Extract the complete data exactly as given.
******************************
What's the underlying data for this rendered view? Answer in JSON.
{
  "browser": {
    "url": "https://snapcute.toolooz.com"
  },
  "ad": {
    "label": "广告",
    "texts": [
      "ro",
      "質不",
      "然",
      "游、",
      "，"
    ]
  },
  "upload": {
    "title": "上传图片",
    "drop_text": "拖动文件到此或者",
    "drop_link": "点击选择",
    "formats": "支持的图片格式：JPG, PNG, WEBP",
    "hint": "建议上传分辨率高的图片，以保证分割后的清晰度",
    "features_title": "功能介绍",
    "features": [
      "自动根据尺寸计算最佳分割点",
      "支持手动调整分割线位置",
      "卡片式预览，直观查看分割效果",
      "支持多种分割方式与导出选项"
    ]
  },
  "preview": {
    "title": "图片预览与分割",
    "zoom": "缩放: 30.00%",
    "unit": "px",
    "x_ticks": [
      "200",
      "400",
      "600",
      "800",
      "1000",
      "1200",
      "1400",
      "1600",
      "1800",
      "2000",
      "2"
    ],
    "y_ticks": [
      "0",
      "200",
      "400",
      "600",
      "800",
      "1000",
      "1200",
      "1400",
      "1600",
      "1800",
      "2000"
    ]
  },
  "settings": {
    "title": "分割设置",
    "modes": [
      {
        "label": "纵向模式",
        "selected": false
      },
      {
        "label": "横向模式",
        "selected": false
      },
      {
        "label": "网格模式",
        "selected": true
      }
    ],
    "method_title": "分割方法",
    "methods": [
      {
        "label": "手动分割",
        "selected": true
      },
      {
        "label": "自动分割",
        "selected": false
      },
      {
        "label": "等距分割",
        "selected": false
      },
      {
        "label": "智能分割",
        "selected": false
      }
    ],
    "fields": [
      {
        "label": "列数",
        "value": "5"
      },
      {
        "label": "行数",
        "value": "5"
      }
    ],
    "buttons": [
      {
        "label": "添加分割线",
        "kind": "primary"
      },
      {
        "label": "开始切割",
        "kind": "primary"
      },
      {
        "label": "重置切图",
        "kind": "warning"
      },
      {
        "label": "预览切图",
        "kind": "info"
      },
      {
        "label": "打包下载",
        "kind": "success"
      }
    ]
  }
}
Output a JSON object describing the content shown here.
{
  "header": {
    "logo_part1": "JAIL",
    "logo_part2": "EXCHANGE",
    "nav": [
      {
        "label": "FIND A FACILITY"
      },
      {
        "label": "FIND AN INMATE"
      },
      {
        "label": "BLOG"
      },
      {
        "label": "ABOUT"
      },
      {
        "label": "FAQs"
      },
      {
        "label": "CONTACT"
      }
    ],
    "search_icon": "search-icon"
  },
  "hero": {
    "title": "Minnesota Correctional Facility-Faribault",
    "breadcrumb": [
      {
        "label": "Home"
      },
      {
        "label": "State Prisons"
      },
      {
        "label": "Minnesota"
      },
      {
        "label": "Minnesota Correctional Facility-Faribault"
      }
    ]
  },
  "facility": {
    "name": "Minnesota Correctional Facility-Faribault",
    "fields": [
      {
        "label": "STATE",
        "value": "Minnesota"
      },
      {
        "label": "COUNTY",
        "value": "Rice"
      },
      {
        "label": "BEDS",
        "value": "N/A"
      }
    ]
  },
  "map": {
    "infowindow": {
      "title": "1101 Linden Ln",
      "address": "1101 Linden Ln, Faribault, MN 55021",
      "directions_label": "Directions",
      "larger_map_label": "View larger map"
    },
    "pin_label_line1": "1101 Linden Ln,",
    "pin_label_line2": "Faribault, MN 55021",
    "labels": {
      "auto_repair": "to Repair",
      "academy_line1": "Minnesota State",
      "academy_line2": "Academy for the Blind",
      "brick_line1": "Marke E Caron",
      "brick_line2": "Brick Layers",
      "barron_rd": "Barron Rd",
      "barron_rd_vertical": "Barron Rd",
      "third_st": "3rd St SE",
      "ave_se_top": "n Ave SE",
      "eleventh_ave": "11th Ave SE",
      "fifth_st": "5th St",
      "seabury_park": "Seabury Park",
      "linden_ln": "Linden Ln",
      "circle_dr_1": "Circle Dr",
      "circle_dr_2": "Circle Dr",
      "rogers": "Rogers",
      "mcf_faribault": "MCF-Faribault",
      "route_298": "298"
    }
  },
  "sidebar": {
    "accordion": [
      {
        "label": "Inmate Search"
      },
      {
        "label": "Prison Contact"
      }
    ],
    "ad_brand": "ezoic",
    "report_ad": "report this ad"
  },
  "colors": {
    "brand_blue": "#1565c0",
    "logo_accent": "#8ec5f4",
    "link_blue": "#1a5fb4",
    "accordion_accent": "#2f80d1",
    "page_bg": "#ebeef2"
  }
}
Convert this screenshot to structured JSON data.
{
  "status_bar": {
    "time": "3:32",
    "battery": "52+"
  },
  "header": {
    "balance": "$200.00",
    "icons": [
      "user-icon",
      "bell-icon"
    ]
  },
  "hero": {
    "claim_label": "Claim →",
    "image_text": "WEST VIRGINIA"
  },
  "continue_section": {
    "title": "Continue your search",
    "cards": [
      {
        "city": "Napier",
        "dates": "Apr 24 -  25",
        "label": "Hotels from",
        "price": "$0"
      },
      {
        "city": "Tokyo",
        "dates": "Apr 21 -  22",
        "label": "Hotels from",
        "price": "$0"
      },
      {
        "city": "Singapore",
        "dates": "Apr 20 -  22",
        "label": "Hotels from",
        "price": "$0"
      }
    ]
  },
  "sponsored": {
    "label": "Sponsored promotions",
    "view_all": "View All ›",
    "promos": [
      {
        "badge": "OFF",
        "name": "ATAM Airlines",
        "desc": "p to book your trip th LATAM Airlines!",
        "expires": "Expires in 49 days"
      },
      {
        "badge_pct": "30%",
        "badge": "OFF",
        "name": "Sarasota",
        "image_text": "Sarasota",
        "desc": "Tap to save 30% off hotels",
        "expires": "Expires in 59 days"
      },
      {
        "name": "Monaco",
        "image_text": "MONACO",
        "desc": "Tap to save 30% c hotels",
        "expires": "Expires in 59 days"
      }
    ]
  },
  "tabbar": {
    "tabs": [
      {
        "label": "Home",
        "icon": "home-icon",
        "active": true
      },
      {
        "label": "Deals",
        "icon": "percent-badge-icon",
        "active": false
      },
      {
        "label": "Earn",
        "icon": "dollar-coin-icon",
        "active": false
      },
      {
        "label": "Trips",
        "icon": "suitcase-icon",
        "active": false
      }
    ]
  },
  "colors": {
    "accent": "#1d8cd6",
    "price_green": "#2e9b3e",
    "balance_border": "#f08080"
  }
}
******************************
Exercise response:
What's the underlying data for this rendered view? Answer in JSON.
{
  "browser": {
    "url": "https://snapcute.toolooz.com"
  },
  "ad": {
    "label": "广告",
    "texts": [
      "ro",
      "質不",
      "然",
      "游、",
      "，"
    ]
  },
  "upload": {
    "title": "上传图片",
    "drop_text": "拖动文件到此或者",
    "drop_link": "点击选择",
    "formats": "支持的图片格式：JPG, PNG, WEBP",
    "hint": "建议上传分辨率高的图片，以保证分割后的清晰度",
    "features_title": "功能介绍",
    "features": [
      "自动根据尺寸计算最佳分割点",
      "支持手动调整分割线位置",
      "卡片式预览，直观查看分割效果",
      "支持多种分割方式与导出选项"
    ]
  },
  "preview": {
    "title": "图片预览与分割",
    "zoom": "缩放: 30.00%",
    "unit": "px",
    "x_ticks": [
      "200",
      "400",
      "600",
      "800",
      "1000",
      "1200",
      "1400",
      "1600",
      "1800",
      "2000",
      "2"
    ],
    "y_ticks": [
      "0",
      "200",
      "400",
      "600",
      "800",
      "1000",
      "1200",
      "1400",
      "1600",
      "1800",
      "2000"
    ]
  },
  "settings": {
    "title": "分割设置",
    "modes": [
      {
        "label": "纵向模式",
        "selected": false
      },
      {
        "label": "横向模式",
        "selected": false
      },
      {
        "label": "网格模式",
        "selected": true
      }
    ],
    "method_title": "分割方法",
    "methods": [
      {
        "label": "手动分割",
        "selected": true
      },
      {
        "label": "自动分割",
        "selected": false
      },
      {
        "label": "等距分割",
        "selected": false
      },
      {
        "label": "智能分割",
        "selected": false
      }
    ],
    "fields": [
      {
        "label": "列数",
        "value": "5"
      },
      {
        "label": "行数",
        "value": "5"
      }
    ],
    "buttons": [
      {
        "label": "添加分割线",
        "kind": "primary"
      },
      {
        "label": "开始切割",
        "kind": "primary"
      },
      {
        "label": "重置切图",
        "kind": "warning"
      },
      {
        "label": "预览切图",
        "kind": "info"
      },
      {
        "label": "打包下载",
        "kind": "success"
      }
    ]
  }
}
Output a JSON object describing the content shown here.
{
  "header": {
    "logo_part1": "JAIL",
    "logo_part2": "EXCHANGE",
    "nav": [
      {
        "label": "FIND A FACILITY"
      },
      {
        "label": "FIND AN INMATE"
      },
      {
        "label": "BLOG"
      },
      {
        "label": "ABOUT"
      },
      {
        "label": "FAQs"
      },
      {
        "label": "CONTACT"
      }
    ],
    "search_icon": "search-icon"
  },
  "hero": {
    "title": "Minnesota Correctional Facility-Faribault",
    "breadcrumb": [
      {
        "label": "Home"
      },
      {
        "label": "State Prisons"
      },
      {
        "label": "Minnesota"
      },
      {
        "label": "Minnesota Correctional Facility-Faribault"
      }
    ]
  },
  "facility": {
    "name": "Minnesota Correctional Facility-Faribault",
    "fields": [
      {
        "label": "STATE",
        "value": "Minnesota"
      },
      {
        "label": "COUNTY",
        "value": "Rice"
      },
      {
        "label": "BEDS",
        "value": "N/A"
      }
    ]
  },
  "map": {
    "infowindow": {
      "title": "1101 Linden Ln",
      "address": "1101 Linden Ln, Faribault, MN 55021",
      "directions_label": "Directions",
      "larger_map_label": "View larger map"
    },
    "pin_label_line1": "1101 Linden Ln,",
    "pin_label_line2": "Faribault, MN 55021",
    "labels": {
      "auto_repair": "to Repair",
      "academy_line1": "Minnesota State",
      "academy_line2": "Academy for the Blind",
      "brick_line1": "Marke E Caron",
      "brick_line2": "Brick Layers",
      "barron_rd": "Barron Rd",
      "barron_rd_vertical": "Barron Rd",
      "third_st": "3rd St SE",
      "ave_se_top": "n Ave SE",
      "eleventh_ave": "11th Ave SE",
      "fifth_st": "5th St",
      "seabury_park": "Seabury Park",
      "linden_ln": "Linden Ln",
      "circle_dr_1": "Circle Dr",
      "circle_dr_2": "Circle Dr",
      "rogers": "Rogers",
      "mcf_faribault": "MCF-Faribault",
      "route_298": "298"
    }
  },
  "sidebar": {
    "accordion": [
      {
        "label": "Inmate Search"
      },
      {
        "label": "Prison Contact"
      }
    ],
    "ad_brand": "ezoic",
    "report_ad": "report this ad"
  },
  "colors": {
    "brand_blue": "#1565c0",
    "logo_accent": "#8ec5f4",
    "link_blue": "#1a5fb4",
    "accordion_accent": "#2f80d1",
    "page_bg": "#ebeef2"
  }
}
Convert this screenshot to structured JSON data.
{
  "status_bar": {
    "time": "3:32",
    "battery": "52+"
  },
  "header": {
    "balance": "$200.00",
    "icons": [
      "user-icon",
      "bell-icon"
    ]
  },
  "hero": {
    "claim_label": "Claim →",
    "image_text": "WEST VIRGINIA"
  },
  "continue_section": {
    "title": "Continue your search",
    "cards": [
      {
        "city": "Napier",
        "dates": "Apr 24 -  25",
        "label": "Hotels from",
        "price": "$0"
      },
      {
        "city": "Tokyo",
        "dates": "Apr 21 -  22",
        "label": "Hotels from",
        "price": "$0"
      },
      {
        "city": "Singapore",
        "dates": "Apr 20 -  22",
        "label": "Hotels from",
        "price": "$0"
      }
    ]
  },
  "sponsored": {
    "label": "Sponsored promotions",
    "view_all": "View All ›",
    "promos": [
      {
        "badge": "OFF",
        "name": "ATAM Airlines",
        "desc": "p to book your trip th LATAM Airlines!",
        "expires": "Expires in 49 days"
      },
      {
        "badge_pct": "30%",
        "badge": "OFF",
        "name": "Sarasota",
        "image_text": "Sarasota",
        "desc": "Tap to save 30% off hotels",
        "expires": "Expires in 59 days"
      },
      {
        "name": "Monaco",
        "image_text": "MONACO",
        "desc": "Tap to save 30% c hotels",
        "expires": "Expires in 59 days"
      }
    ]
  },
  "tabbar": {
    "tabs": [
      {
        "label": "Home",
        "icon": "home-icon",
        "active": true
      },
      {
        "label": "Deals",
        "icon": "percent-badge-icon",
        "active": false
      },
      {
        "label": "Earn",
        "icon": "dollar-coin-icon",
        "active": false
      },
      {
        "label": "Trips",
        "icon": "suitcase-icon",
        "active": false
      }
    ]
  },
  "colors": {
    "accent": "#1d8cd6",
    "price_green": "#2e9b3e",
    "balance_border": "#f08080"
  }
}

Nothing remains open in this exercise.